● Work to complete:
In the records below, find each line with the word "窗口分派本地有关部门办理并录入一体化平台" and copy it.

>> Start

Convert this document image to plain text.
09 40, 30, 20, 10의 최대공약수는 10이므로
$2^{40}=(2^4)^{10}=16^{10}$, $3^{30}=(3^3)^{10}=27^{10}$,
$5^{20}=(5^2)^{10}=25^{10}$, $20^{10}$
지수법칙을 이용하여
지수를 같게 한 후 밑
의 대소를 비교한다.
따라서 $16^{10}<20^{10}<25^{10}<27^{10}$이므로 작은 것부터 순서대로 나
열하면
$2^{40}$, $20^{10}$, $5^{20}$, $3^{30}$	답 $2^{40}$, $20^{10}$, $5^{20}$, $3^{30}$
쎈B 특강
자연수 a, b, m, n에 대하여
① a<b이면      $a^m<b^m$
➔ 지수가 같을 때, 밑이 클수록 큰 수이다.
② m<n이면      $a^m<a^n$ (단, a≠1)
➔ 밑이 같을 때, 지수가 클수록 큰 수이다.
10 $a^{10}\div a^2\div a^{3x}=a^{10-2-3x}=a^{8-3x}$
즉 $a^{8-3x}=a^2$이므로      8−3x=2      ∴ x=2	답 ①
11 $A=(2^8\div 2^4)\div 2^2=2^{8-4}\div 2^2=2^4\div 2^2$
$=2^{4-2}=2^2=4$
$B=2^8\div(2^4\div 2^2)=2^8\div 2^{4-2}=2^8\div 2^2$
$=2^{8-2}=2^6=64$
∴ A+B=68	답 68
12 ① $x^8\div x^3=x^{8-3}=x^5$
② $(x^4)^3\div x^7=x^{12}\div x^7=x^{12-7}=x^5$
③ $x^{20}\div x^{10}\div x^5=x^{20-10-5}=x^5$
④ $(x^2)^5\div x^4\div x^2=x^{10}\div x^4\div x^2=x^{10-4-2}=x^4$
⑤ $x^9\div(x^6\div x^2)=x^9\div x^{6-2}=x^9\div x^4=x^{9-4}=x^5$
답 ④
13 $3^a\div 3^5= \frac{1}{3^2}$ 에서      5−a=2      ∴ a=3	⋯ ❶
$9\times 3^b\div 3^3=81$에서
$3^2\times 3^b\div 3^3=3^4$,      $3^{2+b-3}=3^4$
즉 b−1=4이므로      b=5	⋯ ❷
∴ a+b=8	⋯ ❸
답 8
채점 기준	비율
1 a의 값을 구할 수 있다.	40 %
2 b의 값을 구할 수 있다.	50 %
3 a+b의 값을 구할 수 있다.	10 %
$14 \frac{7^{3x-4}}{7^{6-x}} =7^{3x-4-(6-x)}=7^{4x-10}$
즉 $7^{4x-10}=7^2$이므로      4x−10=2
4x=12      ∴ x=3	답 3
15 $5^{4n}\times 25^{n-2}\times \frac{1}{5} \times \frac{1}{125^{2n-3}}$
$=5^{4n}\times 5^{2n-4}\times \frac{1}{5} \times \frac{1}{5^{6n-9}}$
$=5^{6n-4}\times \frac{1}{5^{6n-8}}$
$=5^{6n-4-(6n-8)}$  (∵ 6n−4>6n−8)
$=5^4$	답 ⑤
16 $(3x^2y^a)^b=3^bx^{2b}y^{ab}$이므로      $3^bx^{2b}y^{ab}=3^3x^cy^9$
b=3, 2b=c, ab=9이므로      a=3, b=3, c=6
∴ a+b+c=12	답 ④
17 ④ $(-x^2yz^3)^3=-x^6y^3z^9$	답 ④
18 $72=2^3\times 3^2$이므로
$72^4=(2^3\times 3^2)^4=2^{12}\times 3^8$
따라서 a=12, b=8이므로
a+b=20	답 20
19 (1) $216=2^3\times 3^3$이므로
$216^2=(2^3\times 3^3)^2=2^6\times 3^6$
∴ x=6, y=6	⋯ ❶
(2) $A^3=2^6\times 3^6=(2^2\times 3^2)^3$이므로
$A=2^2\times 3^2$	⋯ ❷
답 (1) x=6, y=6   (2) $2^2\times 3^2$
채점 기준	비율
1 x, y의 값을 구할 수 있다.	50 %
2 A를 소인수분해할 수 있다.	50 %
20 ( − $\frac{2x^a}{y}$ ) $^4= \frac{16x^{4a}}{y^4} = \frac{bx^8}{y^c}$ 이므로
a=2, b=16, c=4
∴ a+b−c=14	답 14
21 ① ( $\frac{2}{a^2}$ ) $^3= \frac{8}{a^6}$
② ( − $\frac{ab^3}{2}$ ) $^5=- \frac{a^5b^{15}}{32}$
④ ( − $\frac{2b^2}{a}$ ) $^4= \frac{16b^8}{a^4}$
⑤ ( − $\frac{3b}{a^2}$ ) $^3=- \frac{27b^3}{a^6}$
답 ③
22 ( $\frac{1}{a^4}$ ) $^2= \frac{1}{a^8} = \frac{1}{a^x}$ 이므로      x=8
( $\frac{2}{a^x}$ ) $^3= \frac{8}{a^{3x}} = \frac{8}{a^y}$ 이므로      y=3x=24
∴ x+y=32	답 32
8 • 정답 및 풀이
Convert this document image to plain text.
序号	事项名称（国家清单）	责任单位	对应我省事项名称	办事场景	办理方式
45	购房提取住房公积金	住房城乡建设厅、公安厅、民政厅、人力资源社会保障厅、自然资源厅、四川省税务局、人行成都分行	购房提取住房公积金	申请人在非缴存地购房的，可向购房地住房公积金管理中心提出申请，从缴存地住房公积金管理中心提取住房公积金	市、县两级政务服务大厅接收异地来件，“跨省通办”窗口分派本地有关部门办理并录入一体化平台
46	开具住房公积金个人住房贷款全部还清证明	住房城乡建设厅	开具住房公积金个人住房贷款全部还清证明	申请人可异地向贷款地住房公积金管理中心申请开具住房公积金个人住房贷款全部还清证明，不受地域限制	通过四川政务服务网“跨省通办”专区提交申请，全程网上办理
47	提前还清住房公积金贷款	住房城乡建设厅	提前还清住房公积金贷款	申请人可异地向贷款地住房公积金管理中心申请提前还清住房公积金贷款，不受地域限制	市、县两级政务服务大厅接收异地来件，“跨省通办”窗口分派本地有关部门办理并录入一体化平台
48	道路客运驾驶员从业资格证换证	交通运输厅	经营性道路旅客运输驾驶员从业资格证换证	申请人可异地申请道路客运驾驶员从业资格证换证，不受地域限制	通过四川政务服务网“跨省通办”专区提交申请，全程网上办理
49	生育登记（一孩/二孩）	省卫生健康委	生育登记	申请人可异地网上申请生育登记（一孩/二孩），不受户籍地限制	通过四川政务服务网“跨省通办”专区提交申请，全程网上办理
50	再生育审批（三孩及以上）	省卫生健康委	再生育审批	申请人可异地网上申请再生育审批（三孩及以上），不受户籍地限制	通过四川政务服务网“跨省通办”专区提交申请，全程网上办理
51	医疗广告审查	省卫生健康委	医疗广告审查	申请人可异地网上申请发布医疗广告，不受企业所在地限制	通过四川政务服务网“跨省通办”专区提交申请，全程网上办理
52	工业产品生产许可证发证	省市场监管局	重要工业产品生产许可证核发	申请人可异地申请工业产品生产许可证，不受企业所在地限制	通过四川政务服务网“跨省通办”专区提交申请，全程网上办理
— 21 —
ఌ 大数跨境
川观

>> End

● Reply to the task:
45	购房提取住房公积金	住房城乡建设厅、公安厅、民政厅、人力资源社会保障厅、自然资源厅、四川省税务局、人行成都分行	购房提取住房公积金	申请人在非缴存地购房的，可向购房地住房公积金管理中心提出申请，从缴存地住房公积金管理中心提取住房公积金	市、县两级政务服务大厅接收异地来件，“跨省通办”窗口分派本地有关部门办理并录入一体化平台
47	提前还清住房公积金贷款	住房城乡建设厅	提前还清住房公积金贷款	申请人可异地向贷款地住房公积金管理中心申请提前还清住房公积金贷款，不受地域限制	市、县两级政务服务大厅接收异地来件，“跨省通办”窗口分派本地有关部门办理并录入一体化平台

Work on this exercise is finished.